### TASK INSTRUCTIONS
Select the lines that hold the word "Same" and copy each one.

### INFORMATION SUPPLIED

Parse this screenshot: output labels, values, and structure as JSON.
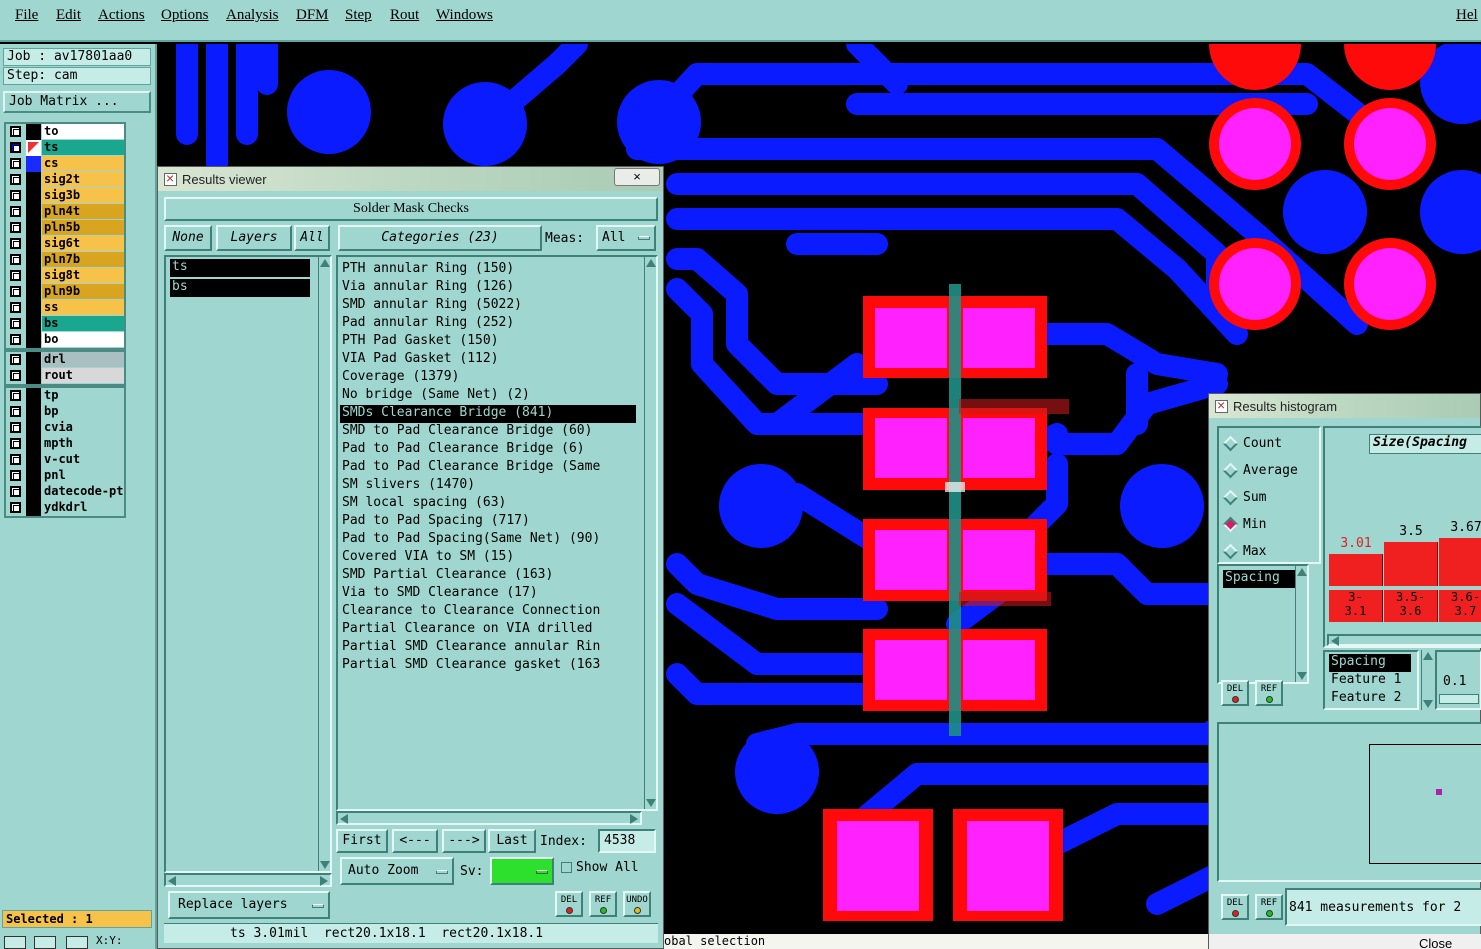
{
  "menu": [
    "File",
    "Edit",
    "Actions",
    "Options",
    "Analysis",
    "DFM",
    "Step",
    "Rout",
    "Windows"
  ],
  "menu_help": "Hel",
  "job": {
    "job_line": "Job : av17801aa0",
    "step_line": "Step: cam",
    "matrix_button": "Job Matrix ..."
  },
  "layers_group1": [
    {
      "name": "to",
      "color": "#ffffff"
    },
    {
      "name": "ts",
      "color": "#1aa78f"
    },
    {
      "name": "cs",
      "color": "#f6c24a"
    },
    {
      "name": "sig2t",
      "color": "#f6c24a"
    },
    {
      "name": "sig3b",
      "color": "#f6c24a"
    },
    {
      "name": "pln4t",
      "color": "#d9a520"
    },
    {
      "name": "pln5b",
      "color": "#d9a520"
    },
    {
      "name": "sig6t",
      "color": "#f6c24a"
    },
    {
      "name": "pln7b",
      "color": "#d9a520"
    },
    {
      "name": "sig8t",
      "color": "#f6c24a"
    },
    {
      "name": "pln9b",
      "color": "#d9a520"
    },
    {
      "name": "ss",
      "color": "#f6c24a"
    },
    {
      "name": "bs",
      "color": "#1aa78f"
    },
    {
      "name": "bo",
      "color": "#ffffff"
    }
  ],
  "layers_group2": [
    {
      "name": "drl",
      "color": "#a9bfc2"
    },
    {
      "name": "rout",
      "color": "#d8d8d8"
    }
  ],
  "layers_group3": [
    {
      "name": "tp",
      "color": "#9fd6cf"
    },
    {
      "name": "bp",
      "color": "#9fd6cf"
    },
    {
      "name": "cvia",
      "color": "#9fd6cf"
    },
    {
      "name": "mpth",
      "color": "#9fd6cf"
    },
    {
      "name": "v-cut",
      "color": "#9fd6cf"
    },
    {
      "name": "pnl",
      "color": "#9fd6cf"
    },
    {
      "name": "datecode-pte",
      "color": "#9fd6cf"
    },
    {
      "name": "ydkdrl",
      "color": "#9fd6cf"
    }
  ],
  "selected_text": "Selected : 1",
  "results_viewer": {
    "title": "Results viewer",
    "close": "×",
    "header": "Solder Mask Checks",
    "btn_none": "None",
    "btn_layers": "Layers",
    "btn_all": "All",
    "btn_categories": "Categories (23)",
    "meas_label": "Meas:",
    "meas_value": "All",
    "layers": [
      "ts",
      "bs"
    ],
    "categories": [
      "PTH annular Ring (150)",
      "Via annular Ring (126)",
      "SMD annular Ring (5022)",
      "Pad annular Ring (252)",
      "PTH Pad Gasket (150)",
      "VIA Pad Gasket (112)",
      "Coverage (1379)",
      "No bridge (Same Net) (2)",
      "SMDs Clearance Bridge (841)",
      "SMD to Pad Clearance Bridge (60)",
      "Pad to Pad Clearance Bridge (6)",
      "Pad to Pad Clearance Bridge (Same",
      "SM slivers (1470)",
      "SM local spacing (63)",
      "Pad to Pad Spacing (717)",
      "Pad to Pad Spacing(Same Net) (90)",
      "Covered VIA to SM (15)",
      "SMD Partial Clearance (163)",
      "Via to SMD Clearance (17)",
      "Clearance to Clearance Connection",
      "Partial Clearance on VIA drilled",
      "Partial SMD Clearance annular Rin",
      "Partial SMD Clearance gasket (163"
    ],
    "selected_category": "SMDs Clearance Bridge (841)",
    "btn_first": "First",
    "btn_prev": "<---",
    "btn_next": "--->",
    "btn_last": "Last",
    "index_label": "Index:",
    "index_value": "4538",
    "btn_autozoom": "Auto Zoom",
    "sv_label": "Sv:",
    "show_all": "Show All",
    "btn_replace": "Replace layers",
    "del": "DEL",
    "ref": "REF",
    "undo": "UNDO",
    "status": "ts 3.01mil  rect20.1x18.1  rect20.1x18.1"
  },
  "histogram": {
    "title": "Results histogram",
    "options": [
      "Count",
      "Average",
      "Sum",
      "Min",
      "Max"
    ],
    "selected_option": "Min",
    "measure_list": [
      "Spacing"
    ],
    "chart_title": "Size(Spacing",
    "bar_values": [
      "3.01",
      "3.5",
      "3.67"
    ],
    "bar_ranges": [
      "3-\n3.1",
      "3.5-\n3.6",
      "3.6-\n3.7"
    ],
    "fields": [
      "Spacing",
      "Feature 1",
      "Feature 2"
    ],
    "field_value": "0.1",
    "del": "DEL",
    "ref": "REF",
    "summary": "841 measurements for 2",
    "close": "Close"
  },
  "bottom_strip": {
    "left_text": "X:Y:",
    "status_text": "obal selection"
  },
  "colors": {
    "panel": "#9fd6cf",
    "blue_trace": "#0a1cff",
    "red_pad": "#ff0a0a",
    "magenta_pad": "#ff22ff"
  }
}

### SOLUTION TO THE EXERCISE
      "No bridge (Same Net) (2)",
      "Pad to Pad Clearance Bridge (Same",
      "Pad to Pad Spacing(Same Net) (90)",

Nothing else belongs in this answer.